- [Your objective] Locate all lines in the data below that hold "unit" and show them.

- [Given information]
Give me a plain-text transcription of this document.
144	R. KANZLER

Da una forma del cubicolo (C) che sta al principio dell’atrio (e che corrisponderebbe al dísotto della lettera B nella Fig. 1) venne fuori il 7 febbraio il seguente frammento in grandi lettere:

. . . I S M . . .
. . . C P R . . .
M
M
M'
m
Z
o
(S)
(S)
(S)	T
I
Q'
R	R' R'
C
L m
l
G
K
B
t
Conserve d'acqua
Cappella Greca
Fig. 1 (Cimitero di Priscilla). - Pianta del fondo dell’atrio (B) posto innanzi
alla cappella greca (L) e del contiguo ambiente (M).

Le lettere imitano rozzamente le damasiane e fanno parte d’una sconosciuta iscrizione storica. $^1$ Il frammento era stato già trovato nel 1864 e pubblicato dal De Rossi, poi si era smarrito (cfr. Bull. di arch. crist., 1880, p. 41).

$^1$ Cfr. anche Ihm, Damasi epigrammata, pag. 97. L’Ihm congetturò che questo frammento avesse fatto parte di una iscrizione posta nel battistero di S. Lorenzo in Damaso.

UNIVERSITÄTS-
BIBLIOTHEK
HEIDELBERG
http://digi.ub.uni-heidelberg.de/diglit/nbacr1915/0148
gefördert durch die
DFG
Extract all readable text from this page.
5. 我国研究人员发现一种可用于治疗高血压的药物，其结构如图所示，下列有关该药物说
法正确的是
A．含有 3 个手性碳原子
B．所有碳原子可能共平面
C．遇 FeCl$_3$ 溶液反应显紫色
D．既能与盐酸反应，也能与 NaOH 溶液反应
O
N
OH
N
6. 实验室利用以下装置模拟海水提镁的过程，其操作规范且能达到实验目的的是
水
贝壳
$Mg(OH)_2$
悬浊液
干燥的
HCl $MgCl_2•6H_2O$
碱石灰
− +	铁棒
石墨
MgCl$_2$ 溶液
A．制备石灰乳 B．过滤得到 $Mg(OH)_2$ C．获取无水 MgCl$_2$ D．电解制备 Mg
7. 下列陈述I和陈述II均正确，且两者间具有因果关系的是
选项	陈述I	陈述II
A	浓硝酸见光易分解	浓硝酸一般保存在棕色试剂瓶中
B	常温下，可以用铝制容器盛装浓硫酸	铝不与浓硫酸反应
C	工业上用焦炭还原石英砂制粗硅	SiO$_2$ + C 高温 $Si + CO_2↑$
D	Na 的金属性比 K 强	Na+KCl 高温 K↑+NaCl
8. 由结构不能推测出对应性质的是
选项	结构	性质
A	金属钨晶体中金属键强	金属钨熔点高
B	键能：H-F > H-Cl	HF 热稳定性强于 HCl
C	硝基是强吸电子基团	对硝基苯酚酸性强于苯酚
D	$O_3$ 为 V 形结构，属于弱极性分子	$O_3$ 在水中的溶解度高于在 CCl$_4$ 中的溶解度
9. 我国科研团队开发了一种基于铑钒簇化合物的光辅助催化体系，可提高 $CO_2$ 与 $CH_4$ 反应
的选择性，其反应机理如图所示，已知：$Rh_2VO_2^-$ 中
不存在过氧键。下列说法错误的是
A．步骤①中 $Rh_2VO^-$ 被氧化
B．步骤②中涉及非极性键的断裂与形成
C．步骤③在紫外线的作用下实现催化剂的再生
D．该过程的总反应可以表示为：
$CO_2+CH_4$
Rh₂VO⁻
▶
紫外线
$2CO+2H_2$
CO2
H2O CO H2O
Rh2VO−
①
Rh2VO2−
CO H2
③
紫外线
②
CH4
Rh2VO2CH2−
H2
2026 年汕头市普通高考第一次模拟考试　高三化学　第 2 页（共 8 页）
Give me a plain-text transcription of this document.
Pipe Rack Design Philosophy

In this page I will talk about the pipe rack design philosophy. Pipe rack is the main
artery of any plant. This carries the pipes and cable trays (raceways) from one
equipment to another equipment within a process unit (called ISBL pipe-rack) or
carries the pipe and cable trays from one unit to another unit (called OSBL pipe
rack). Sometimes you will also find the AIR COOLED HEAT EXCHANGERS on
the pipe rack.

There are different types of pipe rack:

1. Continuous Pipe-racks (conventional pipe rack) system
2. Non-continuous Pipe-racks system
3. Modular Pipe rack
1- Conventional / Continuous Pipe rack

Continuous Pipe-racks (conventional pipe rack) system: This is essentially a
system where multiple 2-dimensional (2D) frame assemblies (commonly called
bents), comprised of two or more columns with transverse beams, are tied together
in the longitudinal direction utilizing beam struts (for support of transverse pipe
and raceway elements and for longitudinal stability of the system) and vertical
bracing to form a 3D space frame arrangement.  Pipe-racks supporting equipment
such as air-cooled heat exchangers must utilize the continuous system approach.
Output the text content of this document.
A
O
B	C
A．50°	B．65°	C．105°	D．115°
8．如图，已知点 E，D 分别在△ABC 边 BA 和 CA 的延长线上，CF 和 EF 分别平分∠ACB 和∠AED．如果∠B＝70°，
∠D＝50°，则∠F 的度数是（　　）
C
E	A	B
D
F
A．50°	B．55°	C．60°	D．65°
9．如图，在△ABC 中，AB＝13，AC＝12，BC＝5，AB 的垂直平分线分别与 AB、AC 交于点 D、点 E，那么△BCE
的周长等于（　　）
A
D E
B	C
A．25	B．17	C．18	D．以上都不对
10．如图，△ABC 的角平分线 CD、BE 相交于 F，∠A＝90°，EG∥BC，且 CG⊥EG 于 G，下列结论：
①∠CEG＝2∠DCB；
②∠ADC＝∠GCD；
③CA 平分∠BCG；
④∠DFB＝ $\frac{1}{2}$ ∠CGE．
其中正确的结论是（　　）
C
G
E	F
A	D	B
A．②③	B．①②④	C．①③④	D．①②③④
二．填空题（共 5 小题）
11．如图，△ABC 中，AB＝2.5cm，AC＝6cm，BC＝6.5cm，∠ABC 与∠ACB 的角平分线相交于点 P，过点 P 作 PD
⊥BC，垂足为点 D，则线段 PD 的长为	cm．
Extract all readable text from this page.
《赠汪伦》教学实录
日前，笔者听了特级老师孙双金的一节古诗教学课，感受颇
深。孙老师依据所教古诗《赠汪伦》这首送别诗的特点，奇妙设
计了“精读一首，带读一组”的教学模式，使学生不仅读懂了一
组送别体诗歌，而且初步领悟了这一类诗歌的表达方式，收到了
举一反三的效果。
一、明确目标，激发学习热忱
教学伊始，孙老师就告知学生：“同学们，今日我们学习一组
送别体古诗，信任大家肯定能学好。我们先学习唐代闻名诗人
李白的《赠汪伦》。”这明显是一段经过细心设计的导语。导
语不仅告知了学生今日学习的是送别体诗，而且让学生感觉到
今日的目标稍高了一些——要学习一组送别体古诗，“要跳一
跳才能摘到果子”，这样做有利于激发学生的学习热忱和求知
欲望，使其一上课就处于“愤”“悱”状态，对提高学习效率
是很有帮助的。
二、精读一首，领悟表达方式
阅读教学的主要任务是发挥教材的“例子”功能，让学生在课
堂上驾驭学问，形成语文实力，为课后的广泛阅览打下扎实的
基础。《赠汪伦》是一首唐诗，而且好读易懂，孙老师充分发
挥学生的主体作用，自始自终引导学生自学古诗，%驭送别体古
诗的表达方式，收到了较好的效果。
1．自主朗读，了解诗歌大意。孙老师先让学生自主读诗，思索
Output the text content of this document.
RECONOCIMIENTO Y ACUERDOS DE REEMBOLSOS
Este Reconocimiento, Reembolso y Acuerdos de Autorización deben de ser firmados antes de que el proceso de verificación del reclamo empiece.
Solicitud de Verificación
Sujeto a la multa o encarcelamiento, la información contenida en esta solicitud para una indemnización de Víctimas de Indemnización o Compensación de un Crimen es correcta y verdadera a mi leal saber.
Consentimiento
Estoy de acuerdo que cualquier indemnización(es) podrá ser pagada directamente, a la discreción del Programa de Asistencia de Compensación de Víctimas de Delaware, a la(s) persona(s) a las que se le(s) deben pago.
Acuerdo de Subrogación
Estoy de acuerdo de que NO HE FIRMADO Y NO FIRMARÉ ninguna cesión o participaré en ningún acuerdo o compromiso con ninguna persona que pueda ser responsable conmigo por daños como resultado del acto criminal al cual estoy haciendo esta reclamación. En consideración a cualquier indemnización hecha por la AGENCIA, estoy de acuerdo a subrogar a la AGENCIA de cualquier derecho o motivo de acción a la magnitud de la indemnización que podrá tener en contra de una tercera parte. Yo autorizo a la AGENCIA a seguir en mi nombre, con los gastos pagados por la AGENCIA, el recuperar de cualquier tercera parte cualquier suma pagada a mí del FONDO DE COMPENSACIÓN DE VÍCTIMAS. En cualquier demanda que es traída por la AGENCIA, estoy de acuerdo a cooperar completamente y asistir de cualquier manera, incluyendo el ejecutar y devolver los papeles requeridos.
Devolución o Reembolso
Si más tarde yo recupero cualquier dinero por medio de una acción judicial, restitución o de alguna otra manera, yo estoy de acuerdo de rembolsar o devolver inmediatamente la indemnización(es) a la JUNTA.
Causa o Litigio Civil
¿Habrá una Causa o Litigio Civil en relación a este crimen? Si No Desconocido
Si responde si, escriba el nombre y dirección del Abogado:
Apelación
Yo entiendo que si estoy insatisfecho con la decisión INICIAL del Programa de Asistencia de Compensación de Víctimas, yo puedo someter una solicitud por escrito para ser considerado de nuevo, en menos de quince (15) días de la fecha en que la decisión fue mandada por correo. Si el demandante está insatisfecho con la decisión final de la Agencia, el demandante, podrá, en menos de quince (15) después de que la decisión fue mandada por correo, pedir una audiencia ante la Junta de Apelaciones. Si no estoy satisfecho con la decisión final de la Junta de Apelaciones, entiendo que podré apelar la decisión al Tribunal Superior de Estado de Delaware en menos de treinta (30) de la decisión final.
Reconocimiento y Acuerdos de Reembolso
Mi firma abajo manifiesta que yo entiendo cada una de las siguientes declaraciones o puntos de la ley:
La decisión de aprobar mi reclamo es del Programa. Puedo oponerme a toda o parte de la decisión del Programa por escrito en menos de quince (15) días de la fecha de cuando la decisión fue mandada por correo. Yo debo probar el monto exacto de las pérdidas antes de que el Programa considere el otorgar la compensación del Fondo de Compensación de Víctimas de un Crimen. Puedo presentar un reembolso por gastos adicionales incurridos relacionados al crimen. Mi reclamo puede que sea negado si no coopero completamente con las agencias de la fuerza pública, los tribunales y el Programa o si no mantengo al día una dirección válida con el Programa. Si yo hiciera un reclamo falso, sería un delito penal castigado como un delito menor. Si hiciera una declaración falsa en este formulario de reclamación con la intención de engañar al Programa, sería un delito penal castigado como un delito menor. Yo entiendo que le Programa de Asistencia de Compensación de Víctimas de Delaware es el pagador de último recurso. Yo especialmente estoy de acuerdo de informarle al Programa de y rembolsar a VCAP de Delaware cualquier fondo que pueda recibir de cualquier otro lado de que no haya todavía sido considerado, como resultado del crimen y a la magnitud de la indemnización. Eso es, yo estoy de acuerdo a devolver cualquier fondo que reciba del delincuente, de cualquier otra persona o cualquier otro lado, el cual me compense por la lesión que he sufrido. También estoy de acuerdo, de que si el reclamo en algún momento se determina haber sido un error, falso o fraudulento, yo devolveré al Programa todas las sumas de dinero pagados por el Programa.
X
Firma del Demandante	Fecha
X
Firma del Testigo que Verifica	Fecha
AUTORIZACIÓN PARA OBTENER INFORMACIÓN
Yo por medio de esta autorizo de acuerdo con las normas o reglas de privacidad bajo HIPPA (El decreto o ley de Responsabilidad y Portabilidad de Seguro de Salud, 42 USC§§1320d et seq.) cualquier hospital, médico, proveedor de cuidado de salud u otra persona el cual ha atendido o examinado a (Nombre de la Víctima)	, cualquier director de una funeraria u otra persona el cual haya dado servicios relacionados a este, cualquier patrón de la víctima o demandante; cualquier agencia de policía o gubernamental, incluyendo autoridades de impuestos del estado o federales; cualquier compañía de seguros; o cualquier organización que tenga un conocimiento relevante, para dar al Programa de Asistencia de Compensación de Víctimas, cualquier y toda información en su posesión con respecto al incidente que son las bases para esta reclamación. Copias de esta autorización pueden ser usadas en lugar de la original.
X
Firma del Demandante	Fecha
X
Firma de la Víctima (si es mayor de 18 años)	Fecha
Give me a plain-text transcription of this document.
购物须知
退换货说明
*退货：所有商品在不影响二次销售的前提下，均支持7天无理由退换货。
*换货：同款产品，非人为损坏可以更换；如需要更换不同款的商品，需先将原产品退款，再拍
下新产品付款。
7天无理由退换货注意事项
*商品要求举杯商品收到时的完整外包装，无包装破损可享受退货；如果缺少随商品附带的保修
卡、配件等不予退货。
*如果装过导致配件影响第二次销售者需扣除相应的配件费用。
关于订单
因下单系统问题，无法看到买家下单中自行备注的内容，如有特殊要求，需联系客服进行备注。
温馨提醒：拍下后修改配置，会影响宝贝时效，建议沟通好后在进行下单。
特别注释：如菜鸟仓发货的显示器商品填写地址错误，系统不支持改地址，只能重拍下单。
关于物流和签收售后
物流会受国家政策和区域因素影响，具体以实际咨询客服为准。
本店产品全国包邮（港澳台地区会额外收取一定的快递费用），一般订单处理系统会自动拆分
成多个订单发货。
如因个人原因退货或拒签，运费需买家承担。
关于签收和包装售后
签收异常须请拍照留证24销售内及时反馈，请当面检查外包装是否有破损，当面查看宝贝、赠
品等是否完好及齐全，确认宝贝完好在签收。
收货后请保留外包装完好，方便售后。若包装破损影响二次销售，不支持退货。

- [Solution to the exercise]
equipment to another equipment within a process unit (called ISBL pipe-rack) or
carries the pipe and cable trays from one unit to another unit (called OSBL pipe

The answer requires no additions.